→ **What you have to do**:
Please quote every line word for word.

(Data items)
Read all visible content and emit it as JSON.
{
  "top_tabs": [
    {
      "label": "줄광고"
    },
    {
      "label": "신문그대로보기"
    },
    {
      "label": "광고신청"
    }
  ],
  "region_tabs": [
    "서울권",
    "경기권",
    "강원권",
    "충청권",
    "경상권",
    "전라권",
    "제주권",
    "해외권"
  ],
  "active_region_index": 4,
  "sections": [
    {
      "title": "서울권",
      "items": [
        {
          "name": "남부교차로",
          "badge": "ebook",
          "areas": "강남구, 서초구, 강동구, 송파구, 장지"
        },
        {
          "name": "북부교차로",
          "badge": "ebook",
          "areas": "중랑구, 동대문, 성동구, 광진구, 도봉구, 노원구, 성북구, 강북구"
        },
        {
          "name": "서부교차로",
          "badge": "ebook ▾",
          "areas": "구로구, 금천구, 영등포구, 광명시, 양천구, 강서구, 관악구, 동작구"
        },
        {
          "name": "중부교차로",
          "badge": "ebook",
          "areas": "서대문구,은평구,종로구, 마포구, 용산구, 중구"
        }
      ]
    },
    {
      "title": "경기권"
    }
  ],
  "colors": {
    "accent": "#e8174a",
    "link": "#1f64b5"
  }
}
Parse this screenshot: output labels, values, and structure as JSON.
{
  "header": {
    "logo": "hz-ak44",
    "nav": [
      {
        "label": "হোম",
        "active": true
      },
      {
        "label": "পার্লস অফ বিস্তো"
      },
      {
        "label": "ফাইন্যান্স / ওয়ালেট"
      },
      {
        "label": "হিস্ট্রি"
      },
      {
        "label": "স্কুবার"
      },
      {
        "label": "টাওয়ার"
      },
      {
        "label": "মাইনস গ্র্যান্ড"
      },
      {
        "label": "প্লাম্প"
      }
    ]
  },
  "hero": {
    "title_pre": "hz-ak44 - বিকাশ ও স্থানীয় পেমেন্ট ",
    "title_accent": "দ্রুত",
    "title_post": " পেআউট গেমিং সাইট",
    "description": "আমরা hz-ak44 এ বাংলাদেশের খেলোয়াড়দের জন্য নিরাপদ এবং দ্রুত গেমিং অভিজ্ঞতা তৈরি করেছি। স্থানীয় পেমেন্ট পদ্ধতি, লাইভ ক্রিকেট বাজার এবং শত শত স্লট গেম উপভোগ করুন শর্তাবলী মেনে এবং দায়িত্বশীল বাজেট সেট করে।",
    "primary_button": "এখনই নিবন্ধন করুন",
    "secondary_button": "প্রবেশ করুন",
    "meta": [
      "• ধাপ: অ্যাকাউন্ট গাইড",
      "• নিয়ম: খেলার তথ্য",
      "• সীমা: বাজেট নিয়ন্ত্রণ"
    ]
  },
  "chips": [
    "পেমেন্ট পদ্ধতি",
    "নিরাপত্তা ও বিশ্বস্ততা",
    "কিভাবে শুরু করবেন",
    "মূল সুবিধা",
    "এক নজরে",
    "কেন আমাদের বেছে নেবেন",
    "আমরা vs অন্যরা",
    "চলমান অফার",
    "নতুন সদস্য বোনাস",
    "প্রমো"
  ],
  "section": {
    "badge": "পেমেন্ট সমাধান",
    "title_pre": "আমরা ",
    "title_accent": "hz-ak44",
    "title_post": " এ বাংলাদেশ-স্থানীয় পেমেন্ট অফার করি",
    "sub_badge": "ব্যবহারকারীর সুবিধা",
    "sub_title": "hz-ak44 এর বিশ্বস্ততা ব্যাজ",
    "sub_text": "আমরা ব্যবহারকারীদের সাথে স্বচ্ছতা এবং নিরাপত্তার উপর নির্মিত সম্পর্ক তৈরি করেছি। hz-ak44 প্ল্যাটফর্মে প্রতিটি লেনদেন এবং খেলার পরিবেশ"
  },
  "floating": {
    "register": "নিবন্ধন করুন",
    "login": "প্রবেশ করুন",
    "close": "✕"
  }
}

→ **Complete response**:
Read all visible content and emit it as JSON.
{
  "top_tabs": [
    {
      "label": "줄광고"
    },
    {
      "label": "신문그대로보기"
    },
    {
      "label": "광고신청"
    }
  ],
  "region_tabs": [
    "서울권",
    "경기권",
    "강원권",
    "충청권",
    "경상권",
    "전라권",
    "제주권",
    "해외권"
  ],
  "active_region_index": 4,
  "sections": [
    {
      "title": "서울권",
      "items": [
        {
          "name": "남부교차로",
          "badge": "ebook",
          "areas": "강남구, 서초구, 강동구, 송파구, 장지"
        },
        {
          "name": "북부교차로",
          "badge": "ebook",
          "areas": "중랑구, 동대문, 성동구, 광진구, 도봉구, 노원구, 성북구, 강북구"
        },
        {
          "name": "서부교차로",
          "badge": "ebook ▾",
          "areas": "구로구, 금천구, 영등포구, 광명시, 양천구, 강서구, 관악구, 동작구"
        },
        {
          "name": "중부교차로",
          "badge": "ebook",
          "areas": "서대문구,은평구,종로구, 마포구, 용산구, 중구"
        }
      ]
    },
    {
      "title": "경기권"
    }
  ],
  "colors": {
    "accent": "#e8174a",
    "link": "#1f64b5"
  }
}
Parse this screenshot: output labels, values, and structure as JSON.
{
  "header": {
    "logo": "hz-ak44",
    "nav": [
      {
        "label": "হোম",
        "active": true
      },
      {
        "label": "পার্লস অফ বিস্তো"
      },
      {
        "label": "ফাইন্যান্স / ওয়ালেট"
      },
      {
        "label": "হিস্ট্রি"
      },
      {
        "label": "স্কুবার"
      },
      {
        "label": "টাওয়ার"
      },
      {
        "label": "মাইনস গ্র্যান্ড"
      },
      {
        "label": "প্লাম্প"
      }
    ]
  },
  "hero": {
    "title_pre": "hz-ak44 - বিকাশ ও স্থানীয় পেমেন্ট ",
    "title_accent": "দ্রুত",
    "title_post": " পেআউট গেমিং সাইট",
    "description": "আমরা hz-ak44 এ বাংলাদেশের খেলোয়াড়দের জন্য নিরাপদ এবং দ্রুত গেমিং অভিজ্ঞতা তৈরি করেছি। স্থানীয় পেমেন্ট পদ্ধতি, লাইভ ক্রিকেট বাজার এবং শত শত স্লট গেম উপভোগ করুন শর্তাবলী মেনে এবং দায়িত্বশীল বাজেট সেট করে।",
    "primary_button": "এখনই নিবন্ধন করুন",
    "secondary_button": "প্রবেশ করুন",
    "meta": [
      "• ধাপ: অ্যাকাউন্ট গাইড",
      "• নিয়ম: খেলার তথ্য",
      "• সীমা: বাজেট নিয়ন্ত্রণ"
    ]
  },
  "chips": [
    "পেমেন্ট পদ্ধতি",
    "নিরাপত্তা ও বিশ্বস্ততা",
    "কিভাবে শুরু করবেন",
    "মূল সুবিধা",
    "এক নজরে",
    "কেন আমাদের বেছে নেবেন",
    "আমরা vs অন্যরা",
    "চলমান অফার",
    "নতুন সদস্য বোনাস",
    "প্রমো"
  ],
  "section": {
    "badge": "পেমেন্ট সমাধান",
    "title_pre": "আমরা ",
    "title_accent": "hz-ak44",
    "title_post": " এ বাংলাদেশ-স্থানীয় পেমেন্ট অফার করি",
    "sub_badge": "ব্যবহারকারীর সুবিধা",
    "sub_title": "hz-ak44 এর বিশ্বস্ততা ব্যাজ",
    "sub_text": "আমরা ব্যবহারকারীদের সাথে স্বচ্ছতা এবং নিরাপত্তার উপর নির্মিত সম্পর্ক তৈরি করেছি। hz-ak44 প্ল্যাটফর্মে প্রতিটি লেনদেন এবং খেলার পরিবেশ"
  },
  "floating": {
    "register": "নিবন্ধন করুন",
    "login": "প্রবেশ করুন",
    "close": "✕"
  }
}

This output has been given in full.